(Dataset entries)
%%

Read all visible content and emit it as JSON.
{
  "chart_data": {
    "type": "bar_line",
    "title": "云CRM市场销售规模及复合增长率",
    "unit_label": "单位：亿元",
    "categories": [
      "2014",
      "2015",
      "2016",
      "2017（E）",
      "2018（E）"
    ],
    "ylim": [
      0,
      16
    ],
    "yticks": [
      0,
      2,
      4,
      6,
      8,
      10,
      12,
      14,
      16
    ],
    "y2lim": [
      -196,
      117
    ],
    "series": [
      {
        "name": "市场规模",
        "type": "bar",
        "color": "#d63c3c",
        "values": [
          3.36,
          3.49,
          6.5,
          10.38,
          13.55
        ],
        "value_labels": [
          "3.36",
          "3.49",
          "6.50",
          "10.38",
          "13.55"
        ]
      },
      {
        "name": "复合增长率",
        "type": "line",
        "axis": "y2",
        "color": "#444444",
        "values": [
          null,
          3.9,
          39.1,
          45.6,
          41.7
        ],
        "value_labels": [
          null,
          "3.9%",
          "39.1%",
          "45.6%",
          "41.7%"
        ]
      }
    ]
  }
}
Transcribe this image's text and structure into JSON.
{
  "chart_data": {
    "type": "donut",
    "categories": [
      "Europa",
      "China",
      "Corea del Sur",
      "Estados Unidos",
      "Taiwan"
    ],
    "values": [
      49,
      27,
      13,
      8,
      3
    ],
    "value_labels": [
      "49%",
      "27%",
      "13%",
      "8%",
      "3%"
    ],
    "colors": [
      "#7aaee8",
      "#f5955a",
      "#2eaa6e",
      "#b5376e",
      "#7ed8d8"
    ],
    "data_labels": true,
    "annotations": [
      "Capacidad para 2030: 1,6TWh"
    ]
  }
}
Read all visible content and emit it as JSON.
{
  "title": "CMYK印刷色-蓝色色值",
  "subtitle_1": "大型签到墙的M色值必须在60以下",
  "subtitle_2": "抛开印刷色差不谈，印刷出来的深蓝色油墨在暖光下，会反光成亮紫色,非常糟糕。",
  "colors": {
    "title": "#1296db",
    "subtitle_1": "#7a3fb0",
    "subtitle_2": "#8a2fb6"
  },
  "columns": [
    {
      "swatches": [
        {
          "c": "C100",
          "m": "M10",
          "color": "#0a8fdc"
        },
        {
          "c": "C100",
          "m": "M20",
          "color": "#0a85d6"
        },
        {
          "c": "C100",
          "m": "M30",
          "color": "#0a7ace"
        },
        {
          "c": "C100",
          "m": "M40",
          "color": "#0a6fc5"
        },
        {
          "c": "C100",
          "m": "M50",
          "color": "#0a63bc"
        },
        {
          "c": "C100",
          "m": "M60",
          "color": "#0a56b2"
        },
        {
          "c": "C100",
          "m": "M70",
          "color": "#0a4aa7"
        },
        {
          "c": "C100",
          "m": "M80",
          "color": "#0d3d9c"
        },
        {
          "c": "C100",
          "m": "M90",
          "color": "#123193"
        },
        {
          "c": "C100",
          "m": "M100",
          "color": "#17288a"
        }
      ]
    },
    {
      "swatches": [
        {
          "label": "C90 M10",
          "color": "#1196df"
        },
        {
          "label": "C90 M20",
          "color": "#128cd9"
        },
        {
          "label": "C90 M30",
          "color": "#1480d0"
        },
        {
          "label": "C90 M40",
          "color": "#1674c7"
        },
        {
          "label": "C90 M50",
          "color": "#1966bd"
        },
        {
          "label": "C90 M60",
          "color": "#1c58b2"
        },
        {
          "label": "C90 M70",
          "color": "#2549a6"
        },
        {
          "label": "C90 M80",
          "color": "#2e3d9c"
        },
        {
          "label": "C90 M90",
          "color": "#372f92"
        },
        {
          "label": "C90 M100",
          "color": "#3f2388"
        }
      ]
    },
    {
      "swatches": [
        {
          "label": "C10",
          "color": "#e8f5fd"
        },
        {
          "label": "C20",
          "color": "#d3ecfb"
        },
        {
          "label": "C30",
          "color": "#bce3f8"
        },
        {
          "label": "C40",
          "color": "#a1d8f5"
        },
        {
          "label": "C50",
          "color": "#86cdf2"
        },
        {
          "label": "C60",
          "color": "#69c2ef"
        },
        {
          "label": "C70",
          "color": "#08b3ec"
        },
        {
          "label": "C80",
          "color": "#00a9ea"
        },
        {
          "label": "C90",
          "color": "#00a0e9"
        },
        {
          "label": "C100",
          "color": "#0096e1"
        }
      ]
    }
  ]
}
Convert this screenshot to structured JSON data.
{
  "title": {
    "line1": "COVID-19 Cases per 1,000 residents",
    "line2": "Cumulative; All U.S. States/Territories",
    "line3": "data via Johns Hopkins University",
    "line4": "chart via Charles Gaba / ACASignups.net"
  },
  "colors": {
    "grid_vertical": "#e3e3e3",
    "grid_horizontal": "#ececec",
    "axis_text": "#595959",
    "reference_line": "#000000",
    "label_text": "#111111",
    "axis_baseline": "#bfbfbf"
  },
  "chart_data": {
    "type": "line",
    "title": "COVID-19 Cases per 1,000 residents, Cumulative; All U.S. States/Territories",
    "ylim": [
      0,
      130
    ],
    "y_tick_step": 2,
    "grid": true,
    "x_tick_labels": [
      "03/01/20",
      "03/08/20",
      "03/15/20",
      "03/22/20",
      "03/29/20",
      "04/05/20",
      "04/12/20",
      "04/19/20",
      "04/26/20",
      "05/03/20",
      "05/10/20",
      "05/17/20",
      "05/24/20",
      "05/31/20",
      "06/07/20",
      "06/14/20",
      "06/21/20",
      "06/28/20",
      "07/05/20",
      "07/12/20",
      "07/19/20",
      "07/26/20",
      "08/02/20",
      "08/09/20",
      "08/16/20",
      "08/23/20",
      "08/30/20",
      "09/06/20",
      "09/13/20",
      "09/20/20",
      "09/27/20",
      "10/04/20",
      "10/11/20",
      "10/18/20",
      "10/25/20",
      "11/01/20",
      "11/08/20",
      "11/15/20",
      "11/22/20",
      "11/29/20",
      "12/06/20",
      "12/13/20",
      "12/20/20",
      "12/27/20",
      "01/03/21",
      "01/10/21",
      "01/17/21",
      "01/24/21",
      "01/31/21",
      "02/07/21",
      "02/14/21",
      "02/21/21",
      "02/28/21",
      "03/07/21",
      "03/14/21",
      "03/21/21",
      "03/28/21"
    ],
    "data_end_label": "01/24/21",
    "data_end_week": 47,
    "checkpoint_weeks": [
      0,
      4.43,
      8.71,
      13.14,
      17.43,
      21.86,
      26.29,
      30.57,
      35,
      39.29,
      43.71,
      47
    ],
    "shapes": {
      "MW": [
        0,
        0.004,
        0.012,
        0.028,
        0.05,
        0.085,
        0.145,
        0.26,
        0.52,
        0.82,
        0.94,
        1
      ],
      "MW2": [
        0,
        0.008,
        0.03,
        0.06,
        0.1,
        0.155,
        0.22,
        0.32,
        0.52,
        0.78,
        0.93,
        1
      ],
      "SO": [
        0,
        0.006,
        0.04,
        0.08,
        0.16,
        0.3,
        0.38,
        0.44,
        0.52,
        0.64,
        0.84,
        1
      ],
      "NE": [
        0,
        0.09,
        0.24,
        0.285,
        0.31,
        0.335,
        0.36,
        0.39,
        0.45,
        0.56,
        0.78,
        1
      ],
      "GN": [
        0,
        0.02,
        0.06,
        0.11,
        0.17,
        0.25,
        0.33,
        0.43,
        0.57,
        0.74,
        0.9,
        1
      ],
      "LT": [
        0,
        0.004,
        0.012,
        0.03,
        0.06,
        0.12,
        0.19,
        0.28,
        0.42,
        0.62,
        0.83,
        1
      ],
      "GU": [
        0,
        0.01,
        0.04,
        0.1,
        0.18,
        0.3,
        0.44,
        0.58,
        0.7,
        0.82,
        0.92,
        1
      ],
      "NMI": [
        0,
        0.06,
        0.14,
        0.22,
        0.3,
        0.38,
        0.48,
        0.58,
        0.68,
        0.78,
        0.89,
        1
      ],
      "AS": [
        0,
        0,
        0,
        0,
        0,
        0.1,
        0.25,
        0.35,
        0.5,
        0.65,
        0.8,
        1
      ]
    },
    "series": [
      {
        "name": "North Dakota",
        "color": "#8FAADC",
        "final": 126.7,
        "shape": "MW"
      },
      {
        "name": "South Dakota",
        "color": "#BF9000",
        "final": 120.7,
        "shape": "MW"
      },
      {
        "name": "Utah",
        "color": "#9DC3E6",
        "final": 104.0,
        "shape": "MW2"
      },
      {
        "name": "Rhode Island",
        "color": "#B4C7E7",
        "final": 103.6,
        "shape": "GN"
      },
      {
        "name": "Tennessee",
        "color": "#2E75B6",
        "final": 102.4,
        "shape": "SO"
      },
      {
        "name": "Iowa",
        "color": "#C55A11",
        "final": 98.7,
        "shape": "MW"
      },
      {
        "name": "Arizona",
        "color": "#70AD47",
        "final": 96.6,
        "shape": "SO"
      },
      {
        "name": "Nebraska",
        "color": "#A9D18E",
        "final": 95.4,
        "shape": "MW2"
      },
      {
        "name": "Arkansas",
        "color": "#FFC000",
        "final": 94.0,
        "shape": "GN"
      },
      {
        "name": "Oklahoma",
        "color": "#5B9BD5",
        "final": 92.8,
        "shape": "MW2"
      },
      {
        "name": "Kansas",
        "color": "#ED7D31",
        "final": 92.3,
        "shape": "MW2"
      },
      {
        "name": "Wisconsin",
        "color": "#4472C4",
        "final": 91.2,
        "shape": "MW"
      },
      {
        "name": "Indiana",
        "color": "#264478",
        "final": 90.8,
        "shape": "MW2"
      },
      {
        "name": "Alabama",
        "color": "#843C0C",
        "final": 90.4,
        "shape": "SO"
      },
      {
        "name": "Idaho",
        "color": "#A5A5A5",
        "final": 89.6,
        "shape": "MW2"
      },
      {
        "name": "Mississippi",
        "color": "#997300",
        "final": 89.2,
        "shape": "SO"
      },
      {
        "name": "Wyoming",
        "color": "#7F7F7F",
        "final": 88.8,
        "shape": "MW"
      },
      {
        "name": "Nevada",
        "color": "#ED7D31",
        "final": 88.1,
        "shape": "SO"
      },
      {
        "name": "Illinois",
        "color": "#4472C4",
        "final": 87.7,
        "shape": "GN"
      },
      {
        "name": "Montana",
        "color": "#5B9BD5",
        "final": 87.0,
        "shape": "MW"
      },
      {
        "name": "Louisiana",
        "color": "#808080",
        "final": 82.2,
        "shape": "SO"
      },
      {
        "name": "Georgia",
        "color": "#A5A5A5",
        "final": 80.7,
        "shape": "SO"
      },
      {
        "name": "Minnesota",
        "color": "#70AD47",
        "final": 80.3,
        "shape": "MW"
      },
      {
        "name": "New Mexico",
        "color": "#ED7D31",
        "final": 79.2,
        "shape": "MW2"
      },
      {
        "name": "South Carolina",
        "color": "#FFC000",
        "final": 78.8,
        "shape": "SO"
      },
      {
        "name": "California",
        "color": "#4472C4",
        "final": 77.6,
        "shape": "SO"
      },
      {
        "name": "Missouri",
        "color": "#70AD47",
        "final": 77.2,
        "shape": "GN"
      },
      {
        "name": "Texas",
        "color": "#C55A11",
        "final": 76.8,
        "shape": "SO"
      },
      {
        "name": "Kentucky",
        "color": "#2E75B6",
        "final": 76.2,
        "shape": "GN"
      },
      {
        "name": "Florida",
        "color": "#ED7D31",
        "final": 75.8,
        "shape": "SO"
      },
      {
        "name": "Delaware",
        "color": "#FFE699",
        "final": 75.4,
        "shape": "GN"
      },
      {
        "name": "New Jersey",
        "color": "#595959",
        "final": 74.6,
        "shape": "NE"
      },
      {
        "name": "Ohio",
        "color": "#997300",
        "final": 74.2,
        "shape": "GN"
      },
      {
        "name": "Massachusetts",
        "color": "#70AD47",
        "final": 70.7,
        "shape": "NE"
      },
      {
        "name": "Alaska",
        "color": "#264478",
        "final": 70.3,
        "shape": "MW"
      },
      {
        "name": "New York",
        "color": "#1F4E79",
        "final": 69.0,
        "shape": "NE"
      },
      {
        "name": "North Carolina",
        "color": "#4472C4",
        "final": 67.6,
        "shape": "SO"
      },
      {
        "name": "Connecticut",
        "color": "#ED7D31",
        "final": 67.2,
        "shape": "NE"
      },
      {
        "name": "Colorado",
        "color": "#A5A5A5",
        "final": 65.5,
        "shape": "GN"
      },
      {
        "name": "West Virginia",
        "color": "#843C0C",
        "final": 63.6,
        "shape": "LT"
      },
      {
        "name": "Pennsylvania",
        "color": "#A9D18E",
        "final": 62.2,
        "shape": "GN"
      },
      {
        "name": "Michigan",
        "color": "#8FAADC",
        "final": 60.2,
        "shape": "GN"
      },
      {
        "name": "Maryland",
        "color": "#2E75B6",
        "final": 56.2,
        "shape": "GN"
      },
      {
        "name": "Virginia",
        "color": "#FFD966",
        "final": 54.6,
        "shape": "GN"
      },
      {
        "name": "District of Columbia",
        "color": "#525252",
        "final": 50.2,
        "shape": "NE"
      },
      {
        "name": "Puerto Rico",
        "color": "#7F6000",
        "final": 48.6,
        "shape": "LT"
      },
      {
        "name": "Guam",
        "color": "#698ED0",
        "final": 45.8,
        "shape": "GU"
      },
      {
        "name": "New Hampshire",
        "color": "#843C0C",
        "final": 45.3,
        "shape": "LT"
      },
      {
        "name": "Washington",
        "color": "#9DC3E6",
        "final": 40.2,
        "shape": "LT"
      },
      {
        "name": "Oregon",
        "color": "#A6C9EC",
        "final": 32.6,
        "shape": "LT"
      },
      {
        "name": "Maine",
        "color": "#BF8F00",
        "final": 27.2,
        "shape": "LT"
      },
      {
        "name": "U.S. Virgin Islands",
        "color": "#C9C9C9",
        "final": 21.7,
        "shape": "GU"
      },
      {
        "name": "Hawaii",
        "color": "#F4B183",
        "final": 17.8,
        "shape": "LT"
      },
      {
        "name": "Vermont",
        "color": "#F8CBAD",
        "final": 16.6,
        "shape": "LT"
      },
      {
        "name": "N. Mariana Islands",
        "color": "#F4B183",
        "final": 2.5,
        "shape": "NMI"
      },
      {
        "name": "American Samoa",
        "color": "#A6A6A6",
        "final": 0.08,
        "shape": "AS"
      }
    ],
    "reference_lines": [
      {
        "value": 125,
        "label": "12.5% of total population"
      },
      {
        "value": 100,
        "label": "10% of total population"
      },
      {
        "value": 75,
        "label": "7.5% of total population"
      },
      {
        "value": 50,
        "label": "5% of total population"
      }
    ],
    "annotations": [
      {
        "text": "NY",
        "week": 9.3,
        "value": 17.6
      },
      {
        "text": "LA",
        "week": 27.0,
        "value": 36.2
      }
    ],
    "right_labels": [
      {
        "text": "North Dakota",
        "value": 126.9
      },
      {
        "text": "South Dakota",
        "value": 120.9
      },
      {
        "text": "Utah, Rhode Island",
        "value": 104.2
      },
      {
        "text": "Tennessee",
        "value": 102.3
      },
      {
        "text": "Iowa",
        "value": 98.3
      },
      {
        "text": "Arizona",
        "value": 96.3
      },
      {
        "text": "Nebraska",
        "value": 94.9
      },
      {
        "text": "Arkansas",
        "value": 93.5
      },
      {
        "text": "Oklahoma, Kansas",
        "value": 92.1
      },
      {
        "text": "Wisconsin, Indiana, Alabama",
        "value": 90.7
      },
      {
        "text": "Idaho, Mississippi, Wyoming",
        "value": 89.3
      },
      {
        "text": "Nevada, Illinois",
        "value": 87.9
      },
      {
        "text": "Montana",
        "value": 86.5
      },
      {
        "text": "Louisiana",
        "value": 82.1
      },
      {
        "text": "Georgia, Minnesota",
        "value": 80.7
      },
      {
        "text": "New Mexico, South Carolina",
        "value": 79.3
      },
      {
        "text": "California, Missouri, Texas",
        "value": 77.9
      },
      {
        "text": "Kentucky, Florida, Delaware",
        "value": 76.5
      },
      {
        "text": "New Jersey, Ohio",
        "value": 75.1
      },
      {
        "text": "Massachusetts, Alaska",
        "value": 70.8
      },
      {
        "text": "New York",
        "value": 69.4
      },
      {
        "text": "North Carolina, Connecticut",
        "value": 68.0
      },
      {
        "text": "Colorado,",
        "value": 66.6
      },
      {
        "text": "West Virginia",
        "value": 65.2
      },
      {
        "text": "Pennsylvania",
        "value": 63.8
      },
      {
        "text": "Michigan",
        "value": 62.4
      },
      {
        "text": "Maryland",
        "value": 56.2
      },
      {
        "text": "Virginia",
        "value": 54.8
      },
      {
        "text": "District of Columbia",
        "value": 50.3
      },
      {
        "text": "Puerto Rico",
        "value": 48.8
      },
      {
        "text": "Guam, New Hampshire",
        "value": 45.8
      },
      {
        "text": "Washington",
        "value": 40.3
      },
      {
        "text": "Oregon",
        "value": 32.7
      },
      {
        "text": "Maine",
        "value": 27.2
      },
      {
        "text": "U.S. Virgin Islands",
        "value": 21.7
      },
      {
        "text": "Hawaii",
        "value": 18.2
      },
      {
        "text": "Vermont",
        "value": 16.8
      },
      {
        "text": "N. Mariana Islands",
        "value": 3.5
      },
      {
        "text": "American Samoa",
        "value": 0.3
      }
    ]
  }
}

%%

▸ **What is asked**
Give the number of lines in the listing above that hold the string "Wyoming", with nothing else.

▸ **Expected answer**
2